» SET PROBLEM
Check each line of the listing, and copy it if it contains the word "updates".

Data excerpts

━━━━━━━━━━━━━━━━━━━━━━━━━━━━━━

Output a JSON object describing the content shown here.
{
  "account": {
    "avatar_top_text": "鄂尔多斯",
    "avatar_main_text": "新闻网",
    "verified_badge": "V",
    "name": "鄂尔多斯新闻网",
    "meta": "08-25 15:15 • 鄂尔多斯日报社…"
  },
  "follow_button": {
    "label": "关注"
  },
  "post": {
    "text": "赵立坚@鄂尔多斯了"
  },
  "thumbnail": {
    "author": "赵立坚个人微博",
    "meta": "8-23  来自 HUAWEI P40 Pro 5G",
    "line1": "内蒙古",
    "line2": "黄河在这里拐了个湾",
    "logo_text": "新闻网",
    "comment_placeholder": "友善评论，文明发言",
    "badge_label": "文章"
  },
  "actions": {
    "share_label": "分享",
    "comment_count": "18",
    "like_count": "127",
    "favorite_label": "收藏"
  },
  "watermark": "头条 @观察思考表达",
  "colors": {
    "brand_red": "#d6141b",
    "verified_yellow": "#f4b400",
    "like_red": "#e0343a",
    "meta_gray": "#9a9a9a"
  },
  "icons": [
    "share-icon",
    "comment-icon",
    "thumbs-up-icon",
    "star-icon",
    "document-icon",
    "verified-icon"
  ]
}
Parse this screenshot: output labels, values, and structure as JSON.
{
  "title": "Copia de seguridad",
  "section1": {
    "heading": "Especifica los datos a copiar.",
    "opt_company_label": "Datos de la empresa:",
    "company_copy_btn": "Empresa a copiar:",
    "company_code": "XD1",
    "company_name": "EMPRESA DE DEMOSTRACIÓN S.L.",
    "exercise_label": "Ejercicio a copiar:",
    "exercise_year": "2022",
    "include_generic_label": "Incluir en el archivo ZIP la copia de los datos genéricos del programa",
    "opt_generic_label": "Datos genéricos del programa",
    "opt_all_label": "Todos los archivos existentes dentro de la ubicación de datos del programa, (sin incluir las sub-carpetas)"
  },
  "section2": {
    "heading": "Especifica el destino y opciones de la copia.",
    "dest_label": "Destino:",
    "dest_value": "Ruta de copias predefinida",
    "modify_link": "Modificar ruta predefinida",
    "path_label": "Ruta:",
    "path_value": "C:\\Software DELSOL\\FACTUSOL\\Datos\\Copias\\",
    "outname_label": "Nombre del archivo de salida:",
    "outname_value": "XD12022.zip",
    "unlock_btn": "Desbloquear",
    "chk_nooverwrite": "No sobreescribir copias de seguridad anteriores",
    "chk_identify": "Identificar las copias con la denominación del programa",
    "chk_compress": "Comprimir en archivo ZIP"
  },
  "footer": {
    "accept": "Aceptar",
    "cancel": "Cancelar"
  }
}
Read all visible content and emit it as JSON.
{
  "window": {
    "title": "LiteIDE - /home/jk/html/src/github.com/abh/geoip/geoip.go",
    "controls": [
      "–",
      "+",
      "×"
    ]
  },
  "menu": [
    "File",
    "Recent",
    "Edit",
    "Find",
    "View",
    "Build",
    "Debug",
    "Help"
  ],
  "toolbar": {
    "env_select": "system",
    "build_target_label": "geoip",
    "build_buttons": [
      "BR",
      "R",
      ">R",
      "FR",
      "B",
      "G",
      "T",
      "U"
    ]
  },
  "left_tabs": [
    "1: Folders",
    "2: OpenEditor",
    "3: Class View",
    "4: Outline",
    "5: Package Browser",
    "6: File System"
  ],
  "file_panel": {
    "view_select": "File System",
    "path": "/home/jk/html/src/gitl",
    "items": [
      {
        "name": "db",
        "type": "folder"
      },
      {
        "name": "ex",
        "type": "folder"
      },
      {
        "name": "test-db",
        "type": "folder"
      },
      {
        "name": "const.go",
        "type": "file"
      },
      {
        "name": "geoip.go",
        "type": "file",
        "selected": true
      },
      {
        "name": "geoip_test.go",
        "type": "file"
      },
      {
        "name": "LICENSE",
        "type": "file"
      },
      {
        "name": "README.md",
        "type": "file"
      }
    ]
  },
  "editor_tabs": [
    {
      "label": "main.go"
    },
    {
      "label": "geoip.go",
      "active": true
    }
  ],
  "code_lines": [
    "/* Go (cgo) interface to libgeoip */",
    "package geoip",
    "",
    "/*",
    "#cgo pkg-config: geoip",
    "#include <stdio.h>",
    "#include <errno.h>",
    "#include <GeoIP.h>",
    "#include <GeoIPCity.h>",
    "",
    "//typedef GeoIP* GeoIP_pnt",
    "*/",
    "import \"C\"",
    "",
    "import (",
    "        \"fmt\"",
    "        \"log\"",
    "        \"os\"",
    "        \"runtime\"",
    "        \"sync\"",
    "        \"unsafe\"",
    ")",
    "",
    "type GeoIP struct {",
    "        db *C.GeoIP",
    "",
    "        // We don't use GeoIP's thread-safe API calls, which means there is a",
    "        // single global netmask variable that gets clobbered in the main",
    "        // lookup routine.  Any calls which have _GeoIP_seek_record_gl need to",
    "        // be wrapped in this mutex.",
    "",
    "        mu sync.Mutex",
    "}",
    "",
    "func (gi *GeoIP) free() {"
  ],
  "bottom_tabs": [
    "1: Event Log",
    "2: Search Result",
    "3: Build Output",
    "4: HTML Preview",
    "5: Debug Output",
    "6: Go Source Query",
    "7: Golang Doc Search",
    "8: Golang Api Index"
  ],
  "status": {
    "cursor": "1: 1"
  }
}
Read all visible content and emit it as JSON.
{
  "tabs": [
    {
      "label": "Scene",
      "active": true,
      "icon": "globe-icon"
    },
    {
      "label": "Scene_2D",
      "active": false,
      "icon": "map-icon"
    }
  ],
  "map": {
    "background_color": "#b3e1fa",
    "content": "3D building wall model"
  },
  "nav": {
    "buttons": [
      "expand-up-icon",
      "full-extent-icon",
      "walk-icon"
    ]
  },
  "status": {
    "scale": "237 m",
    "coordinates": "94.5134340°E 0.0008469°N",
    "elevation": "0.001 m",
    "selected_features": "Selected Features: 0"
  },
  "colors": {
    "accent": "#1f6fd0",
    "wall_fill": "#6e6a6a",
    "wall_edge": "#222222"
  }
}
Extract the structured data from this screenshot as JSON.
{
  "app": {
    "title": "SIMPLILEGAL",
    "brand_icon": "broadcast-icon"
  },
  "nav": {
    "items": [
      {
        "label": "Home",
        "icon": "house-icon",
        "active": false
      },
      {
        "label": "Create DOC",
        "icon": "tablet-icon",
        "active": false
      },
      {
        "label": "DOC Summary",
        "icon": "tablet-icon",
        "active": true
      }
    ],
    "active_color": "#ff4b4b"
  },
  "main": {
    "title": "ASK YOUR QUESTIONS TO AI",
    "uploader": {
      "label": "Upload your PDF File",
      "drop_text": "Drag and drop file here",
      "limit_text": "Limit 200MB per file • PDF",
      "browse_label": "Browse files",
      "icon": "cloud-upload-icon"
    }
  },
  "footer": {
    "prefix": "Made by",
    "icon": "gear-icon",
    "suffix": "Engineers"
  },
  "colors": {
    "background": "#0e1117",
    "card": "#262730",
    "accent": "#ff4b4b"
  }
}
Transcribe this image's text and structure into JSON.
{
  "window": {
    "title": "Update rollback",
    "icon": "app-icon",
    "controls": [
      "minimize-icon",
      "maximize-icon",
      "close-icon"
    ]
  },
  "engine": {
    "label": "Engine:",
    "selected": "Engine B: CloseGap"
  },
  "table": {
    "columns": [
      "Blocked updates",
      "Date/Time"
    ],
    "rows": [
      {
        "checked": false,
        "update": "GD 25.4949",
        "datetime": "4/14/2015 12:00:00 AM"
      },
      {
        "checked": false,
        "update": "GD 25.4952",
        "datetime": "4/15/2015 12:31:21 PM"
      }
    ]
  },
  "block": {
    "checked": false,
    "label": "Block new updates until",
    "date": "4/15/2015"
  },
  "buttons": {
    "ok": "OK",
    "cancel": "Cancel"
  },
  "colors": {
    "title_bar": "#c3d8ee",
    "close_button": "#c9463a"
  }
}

━━━━━━━━━━━━━━━━━━━━━━━━━━━━━━

» WRITTEN ANSWER
      "Blocked updates",
    "label": "Block new updates until",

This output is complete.